What the exercise asks:
Extend the blog post on the expiring Bush tax cuts, starting right after its last sentence.

Text segment:

Sunday, July 15, 2007

What Happens When Bush Tax Cuts Expire?

This is a copy of a great message posted to the Indianapolis Star Topix discussion forum calling themselves "First thought". This is not meant to be an endorsement of Bush or his administration in any way other than to note the impact of the tax cuts expiring in a few years.



And remember -- this is what happens when the Bush tax cuts expire.Twenty-three months after the next president is inaugurated, the Bush tax cuts expire. The winner of the 2008 election and her or his congressional allieswill determine what is done about the fact that, unless action is taken, in 2011 the economy will be walloped.

The five income tax brackets (10, 25, 28, 33 and 35 percent) will be increased by 50%, 12%, 10.7%, 9.1% and 13.1% percent, respectively, to 15, 28, 31, 36 and 39.6 percent. The child tax credit reverts to $500 from $1,000. The estate tax rate, which falls to zero in 2009, will snap back to a 60 percent maximum, and exemptions that have increased will decrease. The capital gains rate will rise, and the marriage penalty will be revived, as will the double taxation of dividends.

Furthermore, the alternative minimum tax was enacted by Democratic moralists in 1969 because 21 millionaires had legally avoided paying any income tax. The AMT, which allows almost no deductions, had one rate (24 percent) until 1993, when Democrats replaced it with two (26 percent and 28 percent). It has never been indexed for inflation and in the current tax year will hit almost one in five households -- 23 million of them.

Interesting, isn't it, that the group seeing the largest tax increase when the "tax cuts for the rich" expire during the next presidential term will be those making the least? And I wonder how many of those low income Americans removed from the tax rolls completely by the Bush "tax cuts for the rich" will find themselves once again required to pay income taxes with the return to Clinton-era tax policies?

Editors note: "tax cuts for the rich" are often calculated like this:

The "rich" family making $200,000 a year (and paying TENS of thousands in taxes) gets a 1% cut saving $2,000. Only gets a ONE PERCENT cut in the rate, but probably a 5% cut in what they are paying.

The "not rich" family making $40,000 a year gets a 3% cut saving $1,200. THREE PERCENT CUT in the rate, but probably a 40% cut in what they are paying.

The class warfare politicians will only tell people about the rich guys $2,000 compared to the other's $1,200 and rail against the unfairness of this. How is this, in any way, unfair to anyone but the rich person who is still subjected to Karl Marx Communist Manifesto style taxation.

5 comments:

Shorebreak said...

Interesting blog. Unfortunately, the Bush tax cut issue is not what we should be concerned with. The real issue that should be challenged before tackling tax cuts is the validity of the federal income tax.

Here's a question for you:

If you want tax reform, why do you push for replacing the income tax with the "fair tax", when time and again the courts have failed to present a law proving that the federal income tax is lawful and involuntary?

If you want "fair" taxation, shouldn't you be pushing to eliminate the income tax altogether, rather than replace it? It's also well known among tax researchers that federal income taxes don't fund our government - they fund the interest on our debt. So why replace it when a lawful solution would be to eliminate it?

Dataset section:
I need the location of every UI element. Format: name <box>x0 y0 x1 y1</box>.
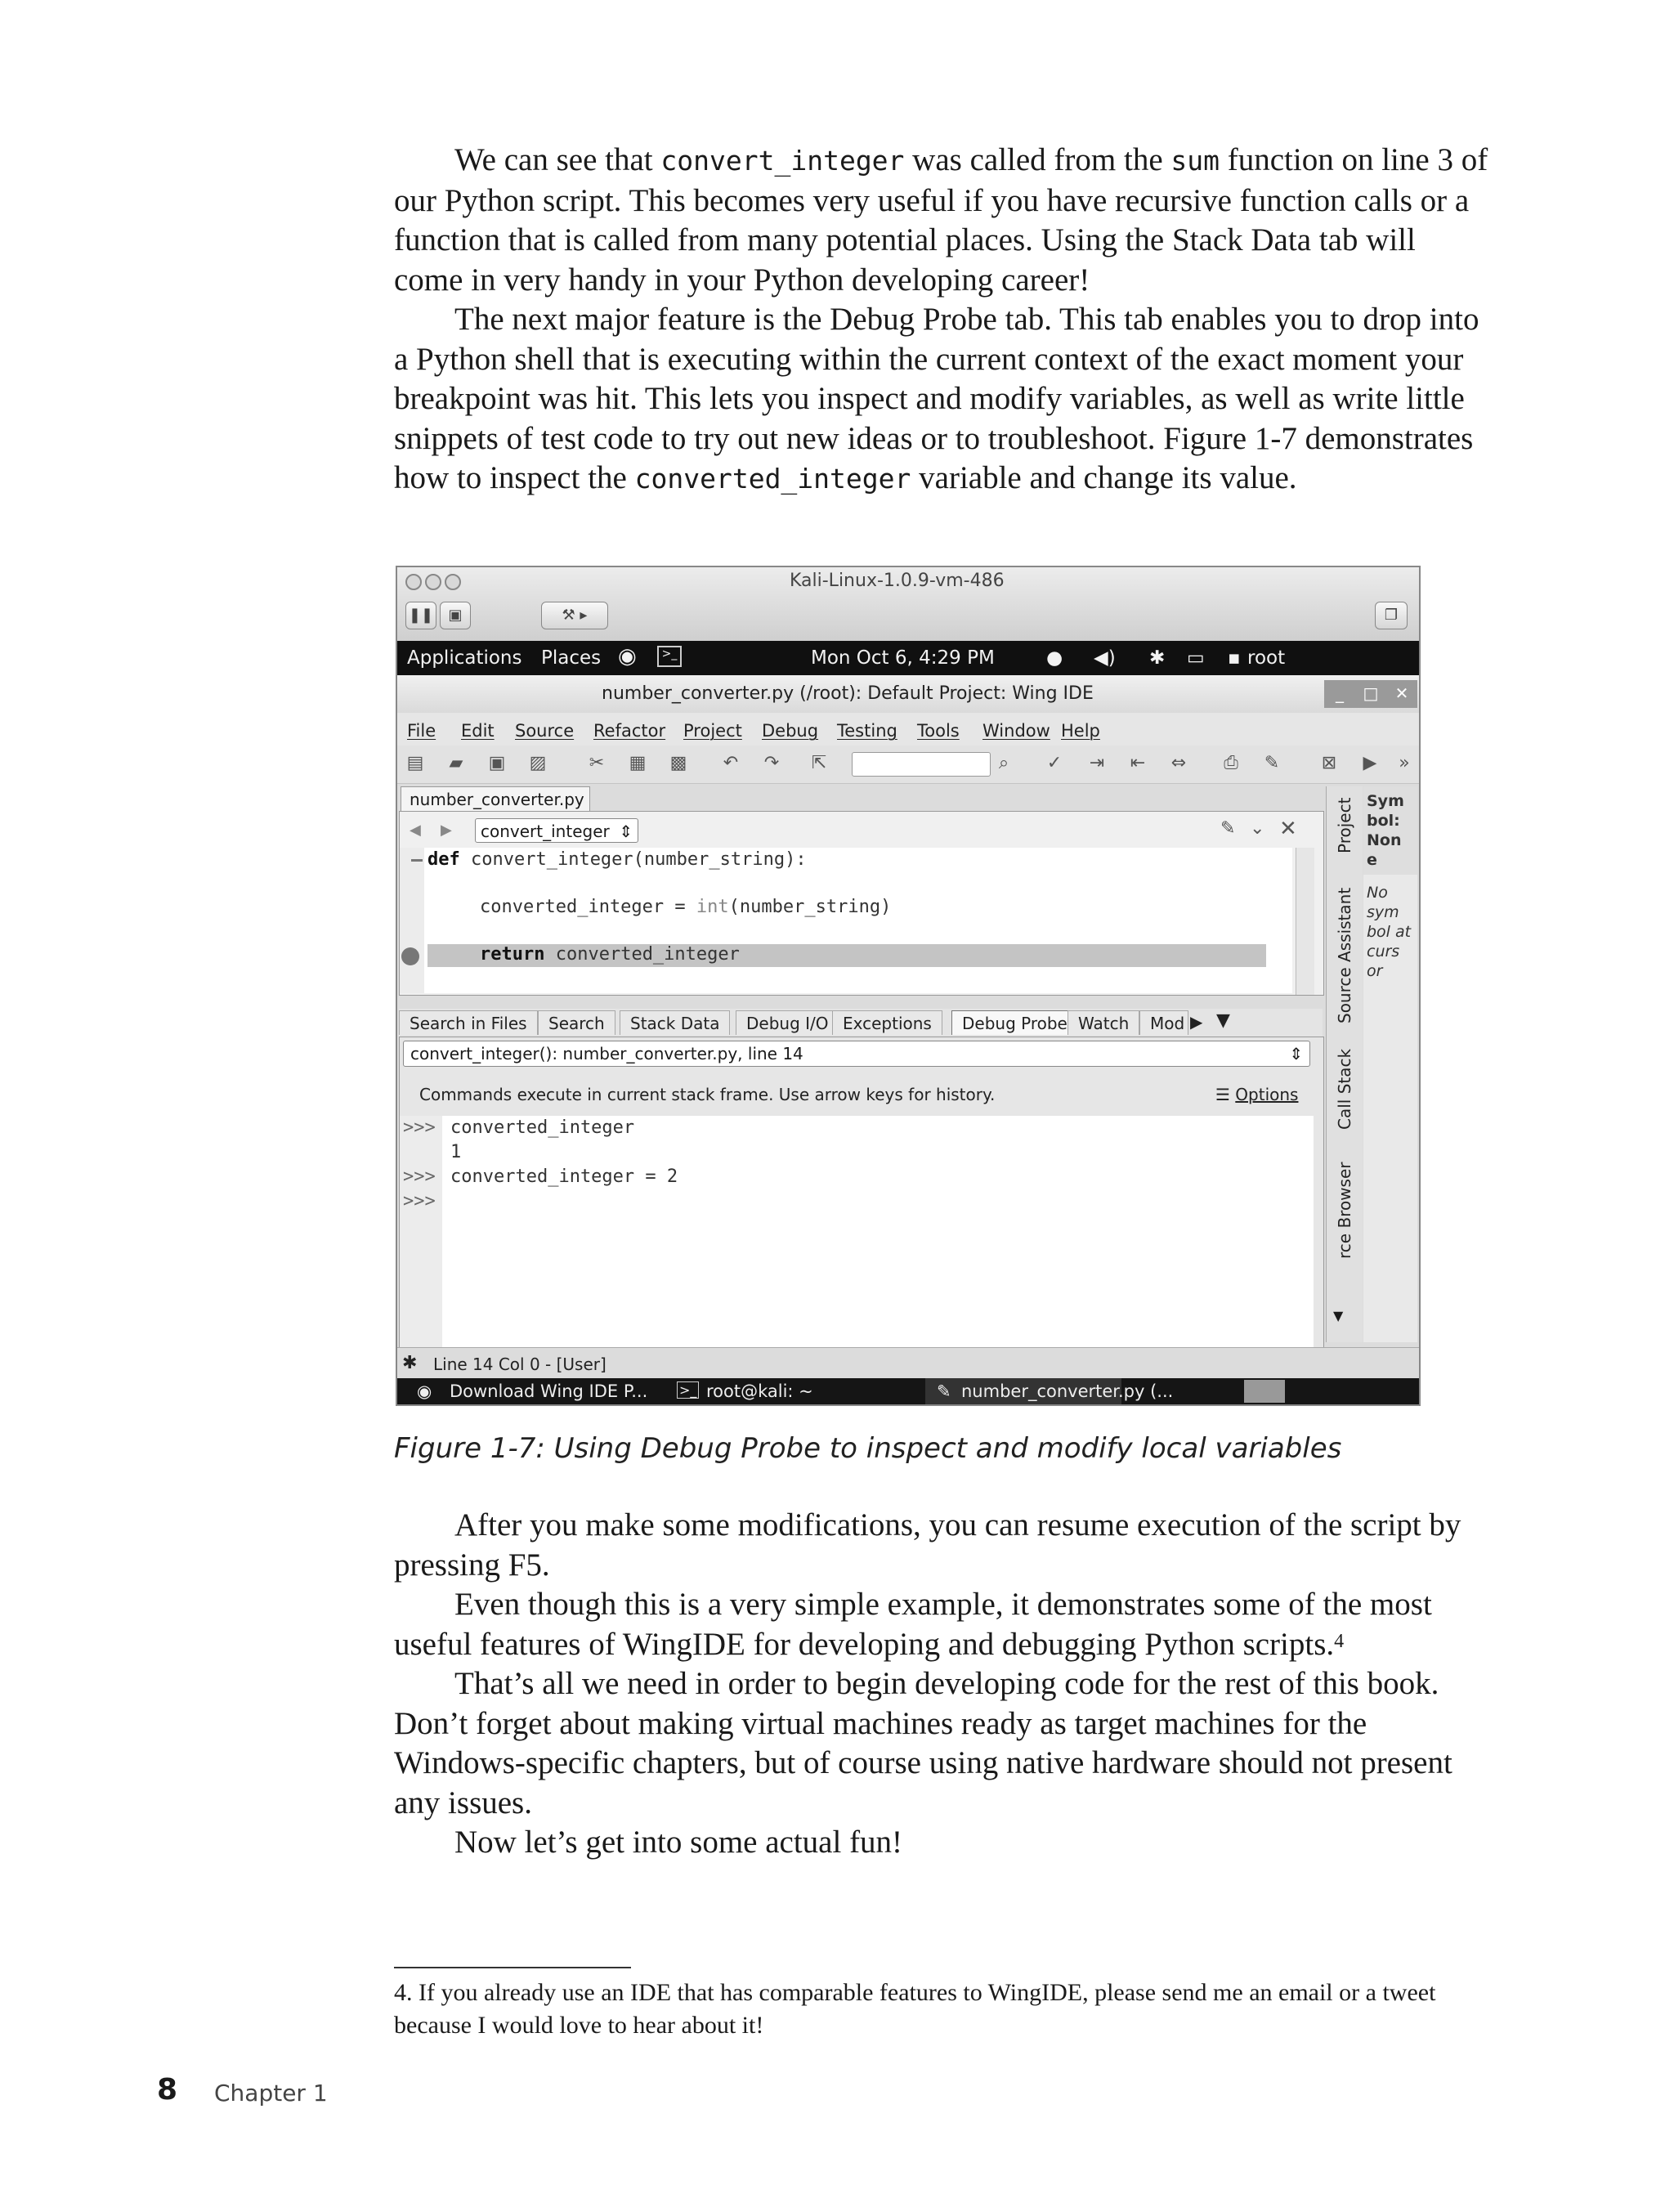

Expected output:
Here's a perfect example, where just last week a federal jury found a Shreveport man "not guilty" for his refusal to pay income taxes for the last 10 years. Why was he found not guilty? Because the defense cited Supreme Court findings that only profits and gains are taxable under the Constitution, and because neither the prosecution nor the court could provide an income tax law that the defendant had ostensibly violated.

Here's the link, followed by the text:

http://www.shreveporttimes.com/apps/pbcs.dll/article?AID=/20070713/NEWS03/707130321/1062/NEWS03

Local attorney acquitted on federal income tax charges
Cryer stopped filing income taxes more than 10 years ago

July 13, 2007

By Loresha Wilson
ljwilson@gannett.com

A Shreveport attorney who has challenged the government for years on the legality of filing federal income taxes has been acquitted on charges he failed to file returns.

A federal jury unanimously found Tommy Cryer not guilty this week on two misdemeanor counts of failure to file.


And according to Cryer, the prosecution dismissed two felony charges of tax evasion prior to trial.

Attempts by The Times on Thursday to reach U.S. Attorney Donald Washington or Bill Flanagan, first assistant U.S. attorney, were not successful. Calls made to the two were not immediately returned.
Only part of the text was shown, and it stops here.